# [MATERIAL SUPPLIED]
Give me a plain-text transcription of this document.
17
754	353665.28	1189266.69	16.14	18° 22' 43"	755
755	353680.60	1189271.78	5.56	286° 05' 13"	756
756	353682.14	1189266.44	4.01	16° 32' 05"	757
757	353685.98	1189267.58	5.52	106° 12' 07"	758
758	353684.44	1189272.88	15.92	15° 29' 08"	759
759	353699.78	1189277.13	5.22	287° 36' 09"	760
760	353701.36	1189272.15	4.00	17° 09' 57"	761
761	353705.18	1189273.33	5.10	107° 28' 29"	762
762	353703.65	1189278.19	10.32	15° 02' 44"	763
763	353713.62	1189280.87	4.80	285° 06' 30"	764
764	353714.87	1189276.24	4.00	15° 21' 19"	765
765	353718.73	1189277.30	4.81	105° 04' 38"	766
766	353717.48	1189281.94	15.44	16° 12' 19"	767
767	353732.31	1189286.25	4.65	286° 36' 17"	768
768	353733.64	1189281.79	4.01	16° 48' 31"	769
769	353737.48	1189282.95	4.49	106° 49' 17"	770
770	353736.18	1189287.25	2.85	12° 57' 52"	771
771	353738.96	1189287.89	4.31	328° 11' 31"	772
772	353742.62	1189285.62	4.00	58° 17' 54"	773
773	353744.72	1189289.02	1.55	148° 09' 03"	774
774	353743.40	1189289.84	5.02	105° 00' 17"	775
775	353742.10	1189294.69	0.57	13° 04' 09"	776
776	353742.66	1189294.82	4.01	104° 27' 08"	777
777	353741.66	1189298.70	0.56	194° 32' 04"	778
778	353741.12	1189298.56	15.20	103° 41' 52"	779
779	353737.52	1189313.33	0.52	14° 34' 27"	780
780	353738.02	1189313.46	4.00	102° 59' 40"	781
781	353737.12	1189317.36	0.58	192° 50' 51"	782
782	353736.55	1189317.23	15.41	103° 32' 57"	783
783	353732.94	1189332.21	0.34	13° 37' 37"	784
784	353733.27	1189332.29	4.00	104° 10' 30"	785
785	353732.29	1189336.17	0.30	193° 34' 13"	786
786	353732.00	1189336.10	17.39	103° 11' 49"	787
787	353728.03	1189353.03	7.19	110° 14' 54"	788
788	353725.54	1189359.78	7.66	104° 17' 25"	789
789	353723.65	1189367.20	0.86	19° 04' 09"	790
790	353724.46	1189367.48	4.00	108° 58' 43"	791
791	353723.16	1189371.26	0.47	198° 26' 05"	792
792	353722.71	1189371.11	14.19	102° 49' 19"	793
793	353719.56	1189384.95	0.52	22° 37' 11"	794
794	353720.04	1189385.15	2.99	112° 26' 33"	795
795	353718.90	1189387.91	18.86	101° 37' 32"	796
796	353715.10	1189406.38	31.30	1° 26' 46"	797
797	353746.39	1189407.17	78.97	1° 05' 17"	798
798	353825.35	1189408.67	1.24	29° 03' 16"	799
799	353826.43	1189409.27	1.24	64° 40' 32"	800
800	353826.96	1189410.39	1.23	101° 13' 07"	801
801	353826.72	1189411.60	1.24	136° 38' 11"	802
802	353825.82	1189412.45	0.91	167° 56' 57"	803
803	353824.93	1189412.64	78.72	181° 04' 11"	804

# [WHAT TO WORK ON]
Quote the data above in full, changing nothing.

# [COMPLETE OUTPUT]
Give me a plain-text transcription of this document.
17
754	353665.28	1189266.69	16.14	18° 22' 43"	755
755	353680.60	1189271.78	5.56	286° 05' 13"	756
756	353682.14	1189266.44	4.01	16° 32' 05"	757
757	353685.98	1189267.58	5.52	106° 12' 07"	758
758	353684.44	1189272.88	15.92	15° 29' 08"	759
759	353699.78	1189277.13	5.22	287° 36' 09"	760
760	353701.36	1189272.15	4.00	17° 09' 57"	761
761	353705.18	1189273.33	5.10	107° 28' 29"	762
762	353703.65	1189278.19	10.32	15° 02' 44"	763
763	353713.62	1189280.87	4.80	285° 06' 30"	764
764	353714.87	1189276.24	4.00	15° 21' 19"	765
765	353718.73	1189277.30	4.81	105° 04' 38"	766
766	353717.48	1189281.94	15.44	16° 12' 19"	767
767	353732.31	1189286.25	4.65	286° 36' 17"	768
768	353733.64	1189281.79	4.01	16° 48' 31"	769
769	353737.48	1189282.95	4.49	106° 49' 17"	770
770	353736.18	1189287.25	2.85	12° 57' 52"	771
771	353738.96	1189287.89	4.31	328° 11' 31"	772
772	353742.62	1189285.62	4.00	58° 17' 54"	773
773	353744.72	1189289.02	1.55	148° 09' 03"	774
774	353743.40	1189289.84	5.02	105° 00' 17"	775
775	353742.10	1189294.69	0.57	13° 04' 09"	776
776	353742.66	1189294.82	4.01	104° 27' 08"	777
777	353741.66	1189298.70	0.56	194° 32' 04"	778
778	353741.12	1189298.56	15.20	103° 41' 52"	779
779	353737.52	1189313.33	0.52	14° 34' 27"	780
780	353738.02	1189313.46	4.00	102° 59' 40"	781
781	353737.12	1189317.36	0.58	192° 50' 51"	782
782	353736.55	1189317.23	15.41	103° 32' 57"	783
783	353732.94	1189332.21	0.34	13° 37' 37"	784
784	353733.27	1189332.29	4.00	104° 10' 30"	785
785	353732.29	1189336.17	0.30	193° 34' 13"	786
786	353732.00	1189336.10	17.39	103° 11' 49"	787
787	353728.03	1189353.03	7.19	110° 14' 54"	788
788	353725.54	1189359.78	7.66	104° 17' 25"	789
789	353723.65	1189367.20	0.86	19° 04' 09"	790
790	353724.46	1189367.48	4.00	108° 58' 43"	791
791	353723.16	1189371.26	0.47	198° 26' 05"	792
792	353722.71	1189371.11	14.19	102° 49' 19"	793
793	353719.56	1189384.95	0.52	22° 37' 11"	794
794	353720.04	1189385.15	2.99	112° 26' 33"	795
795	353718.90	1189387.91	18.86	101° 37' 32"	796
796	353715.10	1189406.38	31.30	1° 26' 46"	797
797	353746.39	1189407.17	78.97	1° 05' 17"	798
798	353825.35	1189408.67	1.24	29° 03' 16"	799
799	353826.43	1189409.27	1.24	64° 40' 32"	800
800	353826.96	1189410.39	1.23	101° 13' 07"	801
801	353826.72	1189411.60	1.24	136° 38' 11"	802
802	353825.82	1189412.45	0.91	167° 56' 57"	803
803	353824.93	1189412.64	78.72	181° 04' 11"	804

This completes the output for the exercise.